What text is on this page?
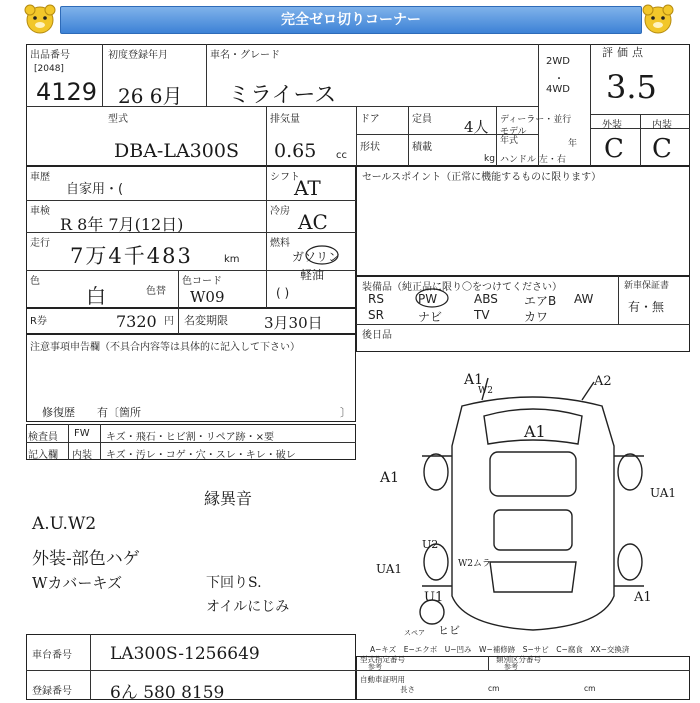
完全ゼロ切りコーナー
出品番号
[2048]
4129
初度登録年月
26 6月
車名・グレード
ミライース
2WD
・
4WD
評価点
3.5
外装	内装
C C
型式
DBA-LA300S
排気量
0.65 cc
ドア	定員 4人 ディーラー・並行
形状	積載
kg
モデル年式	年
ハンドル 左・右
車歴
自家用・(
シフト
AT
車検
R 8年 7月(12日)
冷房 AC
走行
7万4千483	km
燃料
ガソリン
軽油
( )
色
白	色替
色コード
W09
R券	7320 円 名変期限 3月30日
セールスポイント（正常に機能するものに限ります）
装備品（純正品に限り〇をつけてください）	新車保証書
有・無
後日品
注意事項申告欄（不具合内容等は具体的に記入して下さい）
修復歴　　有〔箇所	〕
検査員
記入欄
FW キズ・飛石・ヒビ割・リペア跡・×要
内装 キズ・汚レ・コゲ・穴・スレ・キレ・破レ
A.U.W2
外装-部色ハゲ
Wカバーキズ
縁異音
下回りS.
オイルにじみ
A1
W2
A2
A1
A1
UA1
UA1
U2
W2ムラ
U1	A1
ヒビ
スペア
A−キズ　E−エクボ　U−凹み　W−補修跡　S−サビ　C−腐食　XX−交換済
車台番号 LA300S-1256649
登録番号 6ん 580 8159
型式指定番号
参考
類別区分番号
参考
自動車証明用
長さ	cm	cm
RS	PW	ABS エアB AW
SR	ナビ	TV	カワ
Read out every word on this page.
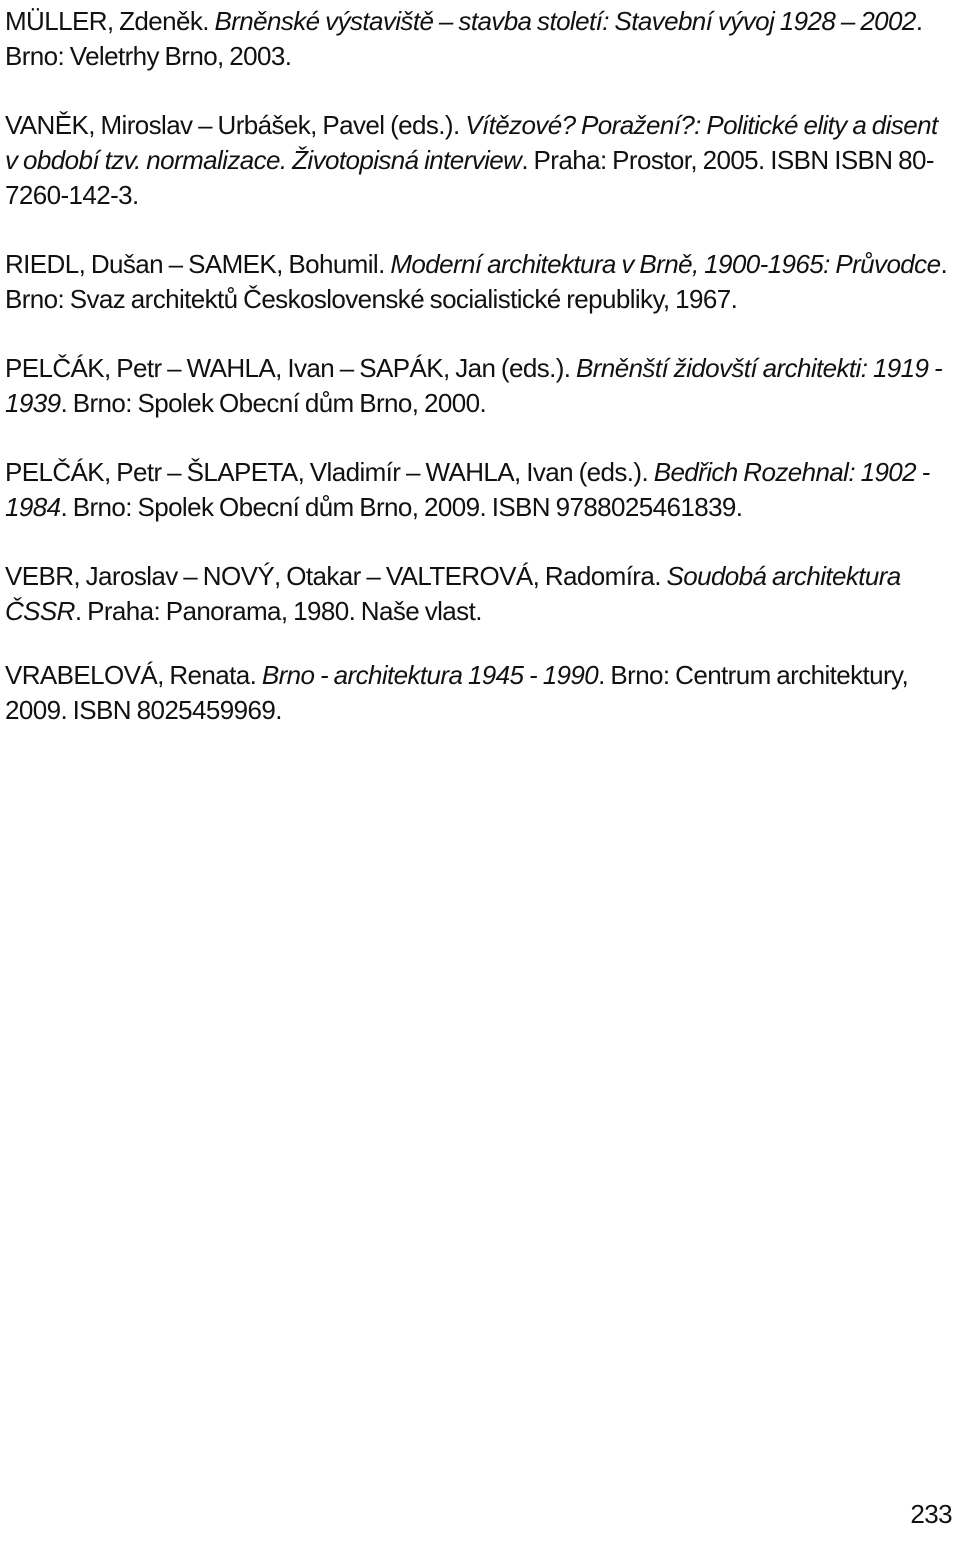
MÜLLER, Zdeněk. Brněnské výstaviště – stavba století: Stavební vývoj 1928 – 2002. Brno: Veletrhy Brno, 2003.

VANĚK, Miroslav – Urbášek, Pavel (eds.). Vítězové? Poražení?: Politické elity a disent v období tzv. normalizace. Životopisná interview. Praha: Prostor, 2005. ISBN ISBN 80-7260-142-3.

RIEDL, Dušan – SAMEK, Bohumil. Moderní architektura v Brně, 1900-1965: Průvodce. Brno: Svaz architektů Československé socialistické republiky, 1967.

PELČÁK, Petr – WAHLA, Ivan – SAPÁK, Jan (eds.). Brněnští židovští architekti: 1919 - 1939. Brno: Spolek Obecní dům Brno, 2000.

PELČÁK, Petr – ŠLAPETA, Vladimír – WAHLA, Ivan (eds.). Bedřich Rozehnal: 1902 - 1984. Brno: Spolek Obecní dům Brno, 2009. ISBN 9788025461839.

VEBR, Jaroslav – NOVÝ, Otakar – VALTEROVÁ, Radomíra. Soudobá architektura ČSSR. Praha: Panorama, 1980. Naše vlast.

VRABELOVÁ, Renata. Brno - architektura 1945 - 1990. Brno: Centrum architektury, 2009. ISBN 8025459969.

233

• • •

Do this
Write out the entries again, exactly as given, skipping any images.

Problem solution
What text is on this page?
完全ゼロ切りコーナー
出品番号
[2048]
4129
初度登録年月
26 6月
車名・グレード
ミライース
2WD
・
4WD
評価点
3.5
外装	内装
C C
型式
DBA-LA300S
排気量
0.65 cc
ドア	定員 4人 ディーラー・並行
形状	積載
kg
モデル年式	年
ハンドル 左・右
車歴
自家用・(
シフト
AT
車検
R 8年 7月(12日)
冷房 AC
走行
7万4千483	km
燃料
ガソリン
軽油
( )
色
白	色替
色コード
W09
R券	7320 円 名変期限 3月30日
セールスポイント（正常に機能するものに限ります）
装備品（純正品に限り〇をつけてください）	新車保証書
有・無
後日品
注意事項申告欄（不具合内容等は具体的に記入して下さい）
修復歴　　有〔箇所	〕
検査員
記入欄
FW キズ・飛石・ヒビ割・リペア跡・×要
内装 キズ・汚レ・コゲ・穴・スレ・キレ・破レ
A.U.W2
外装-部色ハゲ
Wカバーキズ
縁異音
下回りS.
オイルにじみ
A1
W2
A2
A1
A1
UA1
UA1
U2
W2ムラ
U1	A1
ヒビ
スペア
A−キズ　E−エクボ　U−凹み　W−補修跡　S−サビ　C−腐食　XX−交換済
車台番号 LA300S-1256649
登録番号 6ん 580 8159
型式指定番号
参考
類別区分番号
参考
自動車証明用
長さ	cm	cm
RS	PW	ABS エアB AW
SR	ナビ	TV	カワ
Read out every word on this page.
MÜLLER, Zdeněk. Brněnské výstaviště – stavba století: Stavební vývoj 1928 – 2002. Brno: Veletrhy Brno, 2003.

VANĚK, Miroslav – Urbášek, Pavel (eds.). Vítězové? Poražení?: Politické elity a disent v období tzv. normalizace. Životopisná interview. Praha: Prostor, 2005. ISBN ISBN 80-7260-142-3.

RIEDL, Dušan – SAMEK, Bohumil. Moderní architektura v Brně, 1900-1965: Průvodce. Brno: Svaz architektů Československé socialistické republiky, 1967.

PELČÁK, Petr – WAHLA, Ivan – SAPÁK, Jan (eds.). Brněnští židovští architekti: 1919 - 1939. Brno: Spolek Obecní dům Brno, 2000.

PELČÁK, Petr – ŠLAPETA, Vladimír – WAHLA, Ivan (eds.). Bedřich Rozehnal: 1902 - 1984. Brno: Spolek Obecní dům Brno, 2009. ISBN 9788025461839.

VEBR, Jaroslav – NOVÝ, Otakar – VALTEROVÁ, Radomíra. Soudobá architektura ČSSR. Praha: Panorama, 1980. Naše vlast.

VRABELOVÁ, Renata. Brno - architektura 1945 - 1990. Brno: Centrum architektury, 2009. ISBN 8025459969.

233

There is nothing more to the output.